*AIM OF THE EXERCISE*
Any pictures in the records below should be skipped; write out everything else exactly.

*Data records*
---

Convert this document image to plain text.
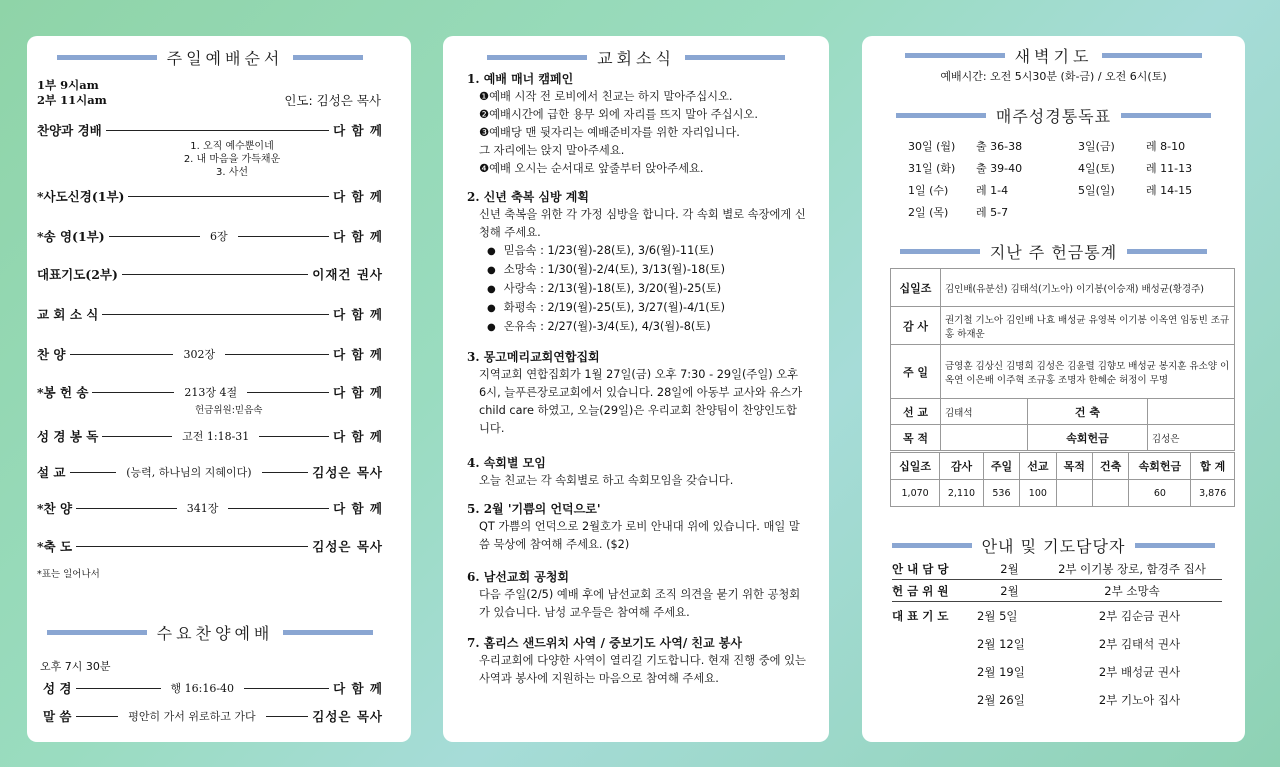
주일예배순서
1부 9시am
2부 11시am	인도: 김성은 목사
찬양과 경배	다 함 께
*사도신경(1부)	다 함 께
*송 영(1부)	6장	다 함 께
대표기도(2부)	이재건 권사
교 회 소 식	다 함 께
찬 양	302장	다 함 께
*봉 헌 송	213장 4절	다 함 께
성 경 봉 독	고전 1:18-31	다 함 께
설 교	(능력, 하나님의 지혜이다)	김성은 목사
*찬 양	341장	다 함 께
*축 도	김성은 목사
1. 오직 예수뿐이네
2. 내 마음을 가득채운
3. 사선
헌금위원:믿음속
*표는 일어나서
수요찬양예배
오후 7시 30분
성 경	행 16:16-40	다 함 께
말 씀	평안히 가서 위로하고 가다	김성은 목사
교회소식
1. 예배 매너 캠페인

❶예배 시작 전 로비에서 친교는 하지 말아주십시오.

❷예배시간에 급한 용무 외에 자리를 뜨지 말아 주십시오.

❸예배당 맨 뒷자리는 예배준비자를 위한 자리입니다.

그 자리에는 앉지 말아주세요.

❹예배 오시는 순서대로 앞줄부터 앉아주세요.

2. 신년 축복 심방 계획

신년 축복을 위한 각 가정 심방을 합니다. 각 속회 별로 속장에게 신청해 주세요.

● 믿음속 : 1/23(월)-28(토), 3/6(월)-11(토)
● 소망속 : 1/30(월)-2/4(토), 3/13(월)-18(토)
● 사랑속 : 2/13(월)-18(토), 3/20(월)-25(토)
● 화평속 : 2/19(월)-25(토), 3/27(월)-4/1(토)
● 온유속 : 2/27(월)-3/4(토), 4/3(월)-8(토)
3. 몽고메리교회연합집회

지역교회 연합집회가 1월 27일(금) 오후 7:30 - 29일(주일) 오후 6시, 늘푸른장로교회에서 있습니다. 28일에 아동부 교사와 유스가 child care 하였고, 오늘(29일)은 우리교회 찬양팀이 찬양인도합니다.

4. 속회별 모임

오늘 친교는 각 속회별로 하고 속회모임을 갖습니다.

5. 2월 '기쁨의 언덕으로'

QT 가쁨의 언덕으로 2월호가 로비 안내대 위에 있습니다. 매일 말씀 묵상에 참여해 주세요. ($2)

6. 남선교회 공청회

다음 주일(2/5) 예배 후에 남선교회 조직 의견을 묻기 위한 공청회가 있습니다. 남성 교우들은 참여해 주세요.

7. 홈리스 샌드위치 사역 / 중보기도 사역/ 친교 봉사

우리교회에 다양한 사역이 열리길 기도합니다. 현재 진행 중에 있는 사역과 봉사에 지원하는 마음으로 참여해 주세요.

새벽기도
예배시간: 오전 5시30분 (화-금) / 오전 6시(토)
매주성경통독표
30일 (월)	출 36-38	3일(금)	레 8-10
31일 (화)	출 39-40	4일(토)	레 11-13
1일 (수)	레 1-4	5일(일)	레 14-15
2일 (목)	레 5-7		
지난 주 헌금통계
십일조	김인배(유분선) 김태석(기노아) 이기봉(이승재) 배성균(황경주)		
감 사	권기철 기노아 김인배 나효 배성균 유영복 이기봉 이옥연 임동빈 조규홍 하재운		
주 일	금영훈 김상신 김명희 김성은 김윤렬 김향모 배성균 봉지훈 유소양 이옥연 이은배 이주혁 조규홍 조명자 한혜순 허정이 무명		
선 교	김태석	건 축	
목 적		속회헌금	김성은
십일조	감사	주일	선교	목적	건축	속회헌금	합 계
1,070	2,110	536	100			60	3,876
안내 및 기도담당자
안 내 담 당	2월	2부 이기봉 장로, 함경주 집사
헌 금 위 원	2월	2부 소망속
대 표 기 도	2월 5일	2부 김순금 권사
2월 12일	2부 김태석 권사
2월 19일	2부 배성균 권사
2월 26일	2부 기노아 집사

---

*EXERCISE SOLUTION*
Convert this document image to plain text.
주일예배순서
1부 9시am
2부 11시am	인도: 김성은 목사
찬양과 경배	다 함 께
*사도신경(1부)	다 함 께
*송 영(1부)	6장	다 함 께
대표기도(2부)	이재건 권사
교 회 소 식	다 함 께
찬 양	302장	다 함 께
*봉 헌 송	213장 4절	다 함 께
성 경 봉 독	고전 1:18-31	다 함 께
설 교	(능력, 하나님의 지혜이다)	김성은 목사
*찬 양	341장	다 함 께
*축 도	김성은 목사
1. 오직 예수뿐이네
2. 내 마음을 가득채운
3. 사선
헌금위원:믿음속
*표는 일어나서
수요찬양예배
오후 7시 30분
성 경	행 16:16-40	다 함 께
말 씀	평안히 가서 위로하고 가다	김성은 목사
교회소식
1. 예배 매너 캠페인

❶예배 시작 전 로비에서 친교는 하지 말아주십시오.

❷예배시간에 급한 용무 외에 자리를 뜨지 말아 주십시오.

❸예배당 맨 뒷자리는 예배준비자를 위한 자리입니다.

그 자리에는 앉지 말아주세요.

❹예배 오시는 순서대로 앞줄부터 앉아주세요.

2. 신년 축복 심방 계획

신년 축복을 위한 각 가정 심방을 합니다. 각 속회 별로 속장에게 신청해 주세요.

● 믿음속 : 1/23(월)-28(토), 3/6(월)-11(토)
● 소망속 : 1/30(월)-2/4(토), 3/13(월)-18(토)
● 사랑속 : 2/13(월)-18(토), 3/20(월)-25(토)
● 화평속 : 2/19(월)-25(토), 3/27(월)-4/1(토)
● 온유속 : 2/27(월)-3/4(토), 4/3(월)-8(토)
3. 몽고메리교회연합집회

지역교회 연합집회가 1월 27일(금) 오후 7:30 - 29일(주일) 오후 6시, 늘푸른장로교회에서 있습니다. 28일에 아동부 교사와 유스가 child care 하였고, 오늘(29일)은 우리교회 찬양팀이 찬양인도합니다.

4. 속회별 모임

오늘 친교는 각 속회별로 하고 속회모임을 갖습니다.

5. 2월 '기쁨의 언덕으로'

QT 가쁨의 언덕으로 2월호가 로비 안내대 위에 있습니다. 매일 말씀 묵상에 참여해 주세요. ($2)

6. 남선교회 공청회

다음 주일(2/5) 예배 후에 남선교회 조직 의견을 묻기 위한 공청회가 있습니다. 남성 교우들은 참여해 주세요.

7. 홈리스 샌드위치 사역 / 중보기도 사역/ 친교 봉사

우리교회에 다양한 사역이 열리길 기도합니다. 현재 진행 중에 있는 사역과 봉사에 지원하는 마음으로 참여해 주세요.

새벽기도
예배시간: 오전 5시30분 (화-금) / 오전 6시(토)
매주성경통독표
30일 (월)	출 36-38	3일(금)	레 8-10
31일 (화)	출 39-40	4일(토)	레 11-13
1일 (수)	레 1-4	5일(일)	레 14-15
2일 (목)	레 5-7		
지난 주 헌금통계
십일조	김인배(유분선) 김태석(기노아) 이기봉(이승재) 배성균(황경주)		
감 사	권기철 기노아 김인배 나효 배성균 유영복 이기봉 이옥연 임동빈 조규홍 하재운		
주 일	금영훈 김상신 김명희 김성은 김윤렬 김향모 배성균 봉지훈 유소양 이옥연 이은배 이주혁 조규홍 조명자 한혜순 허정이 무명		
선 교	김태석	건 축	
목 적		속회헌금	김성은
십일조	감사	주일	선교	목적	건축	속회헌금	합 계
1,070	2,110	536	100			60	3,876
안내 및 기도담당자
안 내 담 당	2월	2부 이기봉 장로, 함경주 집사
헌 금 위 원	2월	2부 소망속
대 표 기 도	2월 5일	2부 김순금 권사
2월 12일	2부 김태석 권사
2월 19일	2부 배성균 권사
2월 26일	2부 기노아 집사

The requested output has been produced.